▸ To be done: Gather, from the listing beneath this task, every line holding the string "JSON".

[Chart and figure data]
+++

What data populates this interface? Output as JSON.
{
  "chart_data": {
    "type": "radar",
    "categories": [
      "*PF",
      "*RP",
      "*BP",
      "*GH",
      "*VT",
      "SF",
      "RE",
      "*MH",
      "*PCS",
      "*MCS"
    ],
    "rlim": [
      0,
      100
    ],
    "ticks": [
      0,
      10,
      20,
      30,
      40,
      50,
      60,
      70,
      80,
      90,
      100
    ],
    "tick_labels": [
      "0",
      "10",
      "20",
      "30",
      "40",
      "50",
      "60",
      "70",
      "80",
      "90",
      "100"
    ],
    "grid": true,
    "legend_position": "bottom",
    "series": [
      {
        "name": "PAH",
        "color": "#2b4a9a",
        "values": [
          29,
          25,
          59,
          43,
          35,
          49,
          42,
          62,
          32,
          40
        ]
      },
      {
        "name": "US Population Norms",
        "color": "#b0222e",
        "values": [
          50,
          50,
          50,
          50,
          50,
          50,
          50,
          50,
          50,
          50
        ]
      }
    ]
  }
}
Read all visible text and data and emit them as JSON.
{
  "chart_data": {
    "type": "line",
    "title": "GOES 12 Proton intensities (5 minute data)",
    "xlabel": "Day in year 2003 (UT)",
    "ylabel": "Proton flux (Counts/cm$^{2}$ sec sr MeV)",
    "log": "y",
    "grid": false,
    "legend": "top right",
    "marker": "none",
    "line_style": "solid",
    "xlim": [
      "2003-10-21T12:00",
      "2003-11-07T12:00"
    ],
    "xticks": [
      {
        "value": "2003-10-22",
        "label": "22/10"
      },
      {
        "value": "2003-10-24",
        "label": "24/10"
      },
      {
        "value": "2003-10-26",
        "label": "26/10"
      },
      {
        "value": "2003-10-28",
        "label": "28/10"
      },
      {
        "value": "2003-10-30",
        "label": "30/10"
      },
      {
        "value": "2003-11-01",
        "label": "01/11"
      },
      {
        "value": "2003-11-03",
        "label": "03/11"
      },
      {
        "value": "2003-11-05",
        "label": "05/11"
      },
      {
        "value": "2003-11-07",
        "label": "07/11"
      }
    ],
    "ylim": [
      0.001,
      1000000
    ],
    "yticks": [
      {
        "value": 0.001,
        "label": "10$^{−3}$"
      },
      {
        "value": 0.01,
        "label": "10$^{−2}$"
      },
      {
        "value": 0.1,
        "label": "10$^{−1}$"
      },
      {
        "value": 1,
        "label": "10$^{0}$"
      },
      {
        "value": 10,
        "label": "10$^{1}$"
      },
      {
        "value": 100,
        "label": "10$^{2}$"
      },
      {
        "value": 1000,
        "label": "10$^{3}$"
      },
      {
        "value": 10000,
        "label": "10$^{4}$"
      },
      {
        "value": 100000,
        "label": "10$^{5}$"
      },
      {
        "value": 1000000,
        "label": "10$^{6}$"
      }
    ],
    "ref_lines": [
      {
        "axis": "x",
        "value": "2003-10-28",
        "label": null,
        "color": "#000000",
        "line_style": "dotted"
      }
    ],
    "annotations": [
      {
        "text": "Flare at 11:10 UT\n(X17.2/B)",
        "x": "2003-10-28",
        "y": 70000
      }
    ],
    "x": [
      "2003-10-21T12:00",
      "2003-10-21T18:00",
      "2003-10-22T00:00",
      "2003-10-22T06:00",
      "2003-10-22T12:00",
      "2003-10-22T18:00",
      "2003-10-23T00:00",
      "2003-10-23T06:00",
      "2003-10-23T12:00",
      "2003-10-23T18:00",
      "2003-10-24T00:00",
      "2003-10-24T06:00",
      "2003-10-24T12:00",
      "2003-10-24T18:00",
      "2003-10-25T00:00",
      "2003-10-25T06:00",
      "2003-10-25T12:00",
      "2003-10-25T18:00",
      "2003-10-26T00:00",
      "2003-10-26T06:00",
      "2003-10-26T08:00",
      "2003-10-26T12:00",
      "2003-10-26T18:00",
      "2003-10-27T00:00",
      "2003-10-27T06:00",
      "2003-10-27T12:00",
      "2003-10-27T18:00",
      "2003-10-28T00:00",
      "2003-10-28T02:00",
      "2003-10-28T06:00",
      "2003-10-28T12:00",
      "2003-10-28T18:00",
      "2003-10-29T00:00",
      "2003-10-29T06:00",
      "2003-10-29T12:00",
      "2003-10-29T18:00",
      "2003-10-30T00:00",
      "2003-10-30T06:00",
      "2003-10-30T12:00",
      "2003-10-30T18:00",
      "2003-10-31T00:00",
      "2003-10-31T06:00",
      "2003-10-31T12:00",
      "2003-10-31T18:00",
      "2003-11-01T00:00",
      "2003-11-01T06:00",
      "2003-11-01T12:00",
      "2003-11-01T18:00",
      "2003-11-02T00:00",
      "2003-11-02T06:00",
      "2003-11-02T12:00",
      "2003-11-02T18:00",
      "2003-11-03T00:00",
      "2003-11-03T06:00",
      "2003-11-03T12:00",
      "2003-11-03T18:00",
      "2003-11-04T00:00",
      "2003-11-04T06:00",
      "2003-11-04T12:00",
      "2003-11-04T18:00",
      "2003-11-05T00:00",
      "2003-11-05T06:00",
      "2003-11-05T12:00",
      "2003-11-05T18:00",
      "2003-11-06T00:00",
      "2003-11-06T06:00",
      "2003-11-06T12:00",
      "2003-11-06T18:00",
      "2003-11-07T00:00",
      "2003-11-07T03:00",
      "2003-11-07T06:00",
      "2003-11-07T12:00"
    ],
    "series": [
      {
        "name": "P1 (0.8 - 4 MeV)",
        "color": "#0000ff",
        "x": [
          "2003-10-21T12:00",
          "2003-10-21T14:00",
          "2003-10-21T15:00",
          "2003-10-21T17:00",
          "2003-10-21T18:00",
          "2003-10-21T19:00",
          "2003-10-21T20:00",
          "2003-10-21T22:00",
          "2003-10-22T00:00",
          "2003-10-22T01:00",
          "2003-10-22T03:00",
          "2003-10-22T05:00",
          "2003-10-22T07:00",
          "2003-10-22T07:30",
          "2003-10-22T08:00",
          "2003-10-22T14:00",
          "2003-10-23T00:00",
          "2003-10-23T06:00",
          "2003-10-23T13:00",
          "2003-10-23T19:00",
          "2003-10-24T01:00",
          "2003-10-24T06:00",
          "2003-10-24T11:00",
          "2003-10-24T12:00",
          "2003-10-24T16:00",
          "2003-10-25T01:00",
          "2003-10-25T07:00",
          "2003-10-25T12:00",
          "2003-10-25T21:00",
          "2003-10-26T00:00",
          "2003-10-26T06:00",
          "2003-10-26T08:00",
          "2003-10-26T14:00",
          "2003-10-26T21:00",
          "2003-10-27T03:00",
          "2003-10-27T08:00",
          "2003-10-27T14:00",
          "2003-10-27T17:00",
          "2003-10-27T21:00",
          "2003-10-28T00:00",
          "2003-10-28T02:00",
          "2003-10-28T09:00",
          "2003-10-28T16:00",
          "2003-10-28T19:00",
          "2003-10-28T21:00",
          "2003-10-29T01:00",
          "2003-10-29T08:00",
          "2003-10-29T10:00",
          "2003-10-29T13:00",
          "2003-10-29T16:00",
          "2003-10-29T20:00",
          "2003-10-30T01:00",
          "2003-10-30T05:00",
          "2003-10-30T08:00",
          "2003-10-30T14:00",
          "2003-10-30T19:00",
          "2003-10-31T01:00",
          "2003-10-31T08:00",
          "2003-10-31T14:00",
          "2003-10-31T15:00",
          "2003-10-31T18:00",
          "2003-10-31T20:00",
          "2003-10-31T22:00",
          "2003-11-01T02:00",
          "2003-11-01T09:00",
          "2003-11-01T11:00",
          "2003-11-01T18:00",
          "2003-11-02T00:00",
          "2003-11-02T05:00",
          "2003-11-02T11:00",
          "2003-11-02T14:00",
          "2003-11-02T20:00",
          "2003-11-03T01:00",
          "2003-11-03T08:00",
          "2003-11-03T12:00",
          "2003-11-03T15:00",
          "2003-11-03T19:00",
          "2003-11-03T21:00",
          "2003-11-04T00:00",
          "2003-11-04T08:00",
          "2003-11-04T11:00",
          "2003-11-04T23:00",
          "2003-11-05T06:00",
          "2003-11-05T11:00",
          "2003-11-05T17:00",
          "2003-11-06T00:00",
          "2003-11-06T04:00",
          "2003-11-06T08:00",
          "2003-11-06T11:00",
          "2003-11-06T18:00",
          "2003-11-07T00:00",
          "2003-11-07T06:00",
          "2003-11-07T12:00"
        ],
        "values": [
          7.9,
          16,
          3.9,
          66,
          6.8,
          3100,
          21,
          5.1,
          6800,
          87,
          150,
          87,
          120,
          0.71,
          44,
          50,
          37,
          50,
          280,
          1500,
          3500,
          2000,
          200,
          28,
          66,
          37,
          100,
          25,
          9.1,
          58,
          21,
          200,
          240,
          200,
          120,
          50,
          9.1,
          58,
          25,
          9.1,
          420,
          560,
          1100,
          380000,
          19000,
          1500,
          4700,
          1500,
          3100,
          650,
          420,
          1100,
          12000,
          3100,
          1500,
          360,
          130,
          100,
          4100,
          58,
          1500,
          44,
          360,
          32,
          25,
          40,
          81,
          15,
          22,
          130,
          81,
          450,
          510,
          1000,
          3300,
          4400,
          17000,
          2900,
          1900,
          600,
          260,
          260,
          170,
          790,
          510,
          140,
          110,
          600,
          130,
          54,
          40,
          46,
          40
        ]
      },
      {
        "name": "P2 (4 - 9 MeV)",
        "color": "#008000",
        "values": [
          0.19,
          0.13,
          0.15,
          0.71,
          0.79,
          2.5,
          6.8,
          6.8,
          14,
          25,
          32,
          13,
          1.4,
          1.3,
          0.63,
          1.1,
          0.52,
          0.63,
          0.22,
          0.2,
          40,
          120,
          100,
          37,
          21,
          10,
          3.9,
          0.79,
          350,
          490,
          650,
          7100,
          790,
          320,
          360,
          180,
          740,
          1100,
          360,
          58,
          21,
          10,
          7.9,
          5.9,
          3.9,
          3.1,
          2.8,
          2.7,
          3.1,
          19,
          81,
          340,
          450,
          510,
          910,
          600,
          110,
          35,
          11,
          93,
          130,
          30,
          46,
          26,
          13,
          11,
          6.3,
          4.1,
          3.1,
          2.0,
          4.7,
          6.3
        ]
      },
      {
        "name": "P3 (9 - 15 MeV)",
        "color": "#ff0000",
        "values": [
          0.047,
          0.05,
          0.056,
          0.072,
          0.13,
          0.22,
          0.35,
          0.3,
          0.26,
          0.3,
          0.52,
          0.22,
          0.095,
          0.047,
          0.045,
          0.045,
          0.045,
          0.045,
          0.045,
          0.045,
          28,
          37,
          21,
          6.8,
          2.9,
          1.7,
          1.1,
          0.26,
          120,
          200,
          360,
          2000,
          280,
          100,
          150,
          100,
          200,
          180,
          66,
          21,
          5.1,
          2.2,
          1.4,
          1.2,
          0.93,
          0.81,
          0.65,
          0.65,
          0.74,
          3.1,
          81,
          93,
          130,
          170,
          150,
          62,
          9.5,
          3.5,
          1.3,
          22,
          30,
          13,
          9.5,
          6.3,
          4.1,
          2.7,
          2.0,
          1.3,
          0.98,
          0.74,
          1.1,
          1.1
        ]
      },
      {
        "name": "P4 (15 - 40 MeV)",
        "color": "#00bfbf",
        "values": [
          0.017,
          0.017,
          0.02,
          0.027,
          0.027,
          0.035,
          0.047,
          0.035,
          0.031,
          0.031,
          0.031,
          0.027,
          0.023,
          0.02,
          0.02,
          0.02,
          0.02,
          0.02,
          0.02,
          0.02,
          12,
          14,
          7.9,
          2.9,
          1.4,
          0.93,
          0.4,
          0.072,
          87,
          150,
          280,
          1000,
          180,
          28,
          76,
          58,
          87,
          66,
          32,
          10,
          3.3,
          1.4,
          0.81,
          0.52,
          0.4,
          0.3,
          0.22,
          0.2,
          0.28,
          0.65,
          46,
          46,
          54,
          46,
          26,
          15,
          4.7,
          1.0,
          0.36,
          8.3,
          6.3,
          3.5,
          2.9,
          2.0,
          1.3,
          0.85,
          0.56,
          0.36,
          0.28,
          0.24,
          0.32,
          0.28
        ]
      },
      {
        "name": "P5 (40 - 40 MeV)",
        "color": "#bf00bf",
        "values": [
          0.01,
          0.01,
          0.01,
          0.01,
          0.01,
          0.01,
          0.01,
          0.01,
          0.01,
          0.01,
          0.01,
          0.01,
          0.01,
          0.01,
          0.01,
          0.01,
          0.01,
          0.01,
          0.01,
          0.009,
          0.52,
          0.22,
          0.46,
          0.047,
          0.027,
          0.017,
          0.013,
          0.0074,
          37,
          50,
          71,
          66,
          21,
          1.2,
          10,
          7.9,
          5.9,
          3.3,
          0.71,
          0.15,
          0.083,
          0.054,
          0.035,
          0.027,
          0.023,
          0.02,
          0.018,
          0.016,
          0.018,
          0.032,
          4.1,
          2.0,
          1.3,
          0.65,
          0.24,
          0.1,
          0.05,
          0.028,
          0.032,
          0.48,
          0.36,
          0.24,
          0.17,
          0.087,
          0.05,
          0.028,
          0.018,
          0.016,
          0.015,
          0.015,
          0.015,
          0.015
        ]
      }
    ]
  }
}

+++

▸ Written reply:
What data populates this interface? Output as JSON.
Read all visible text and data and emit them as JSON.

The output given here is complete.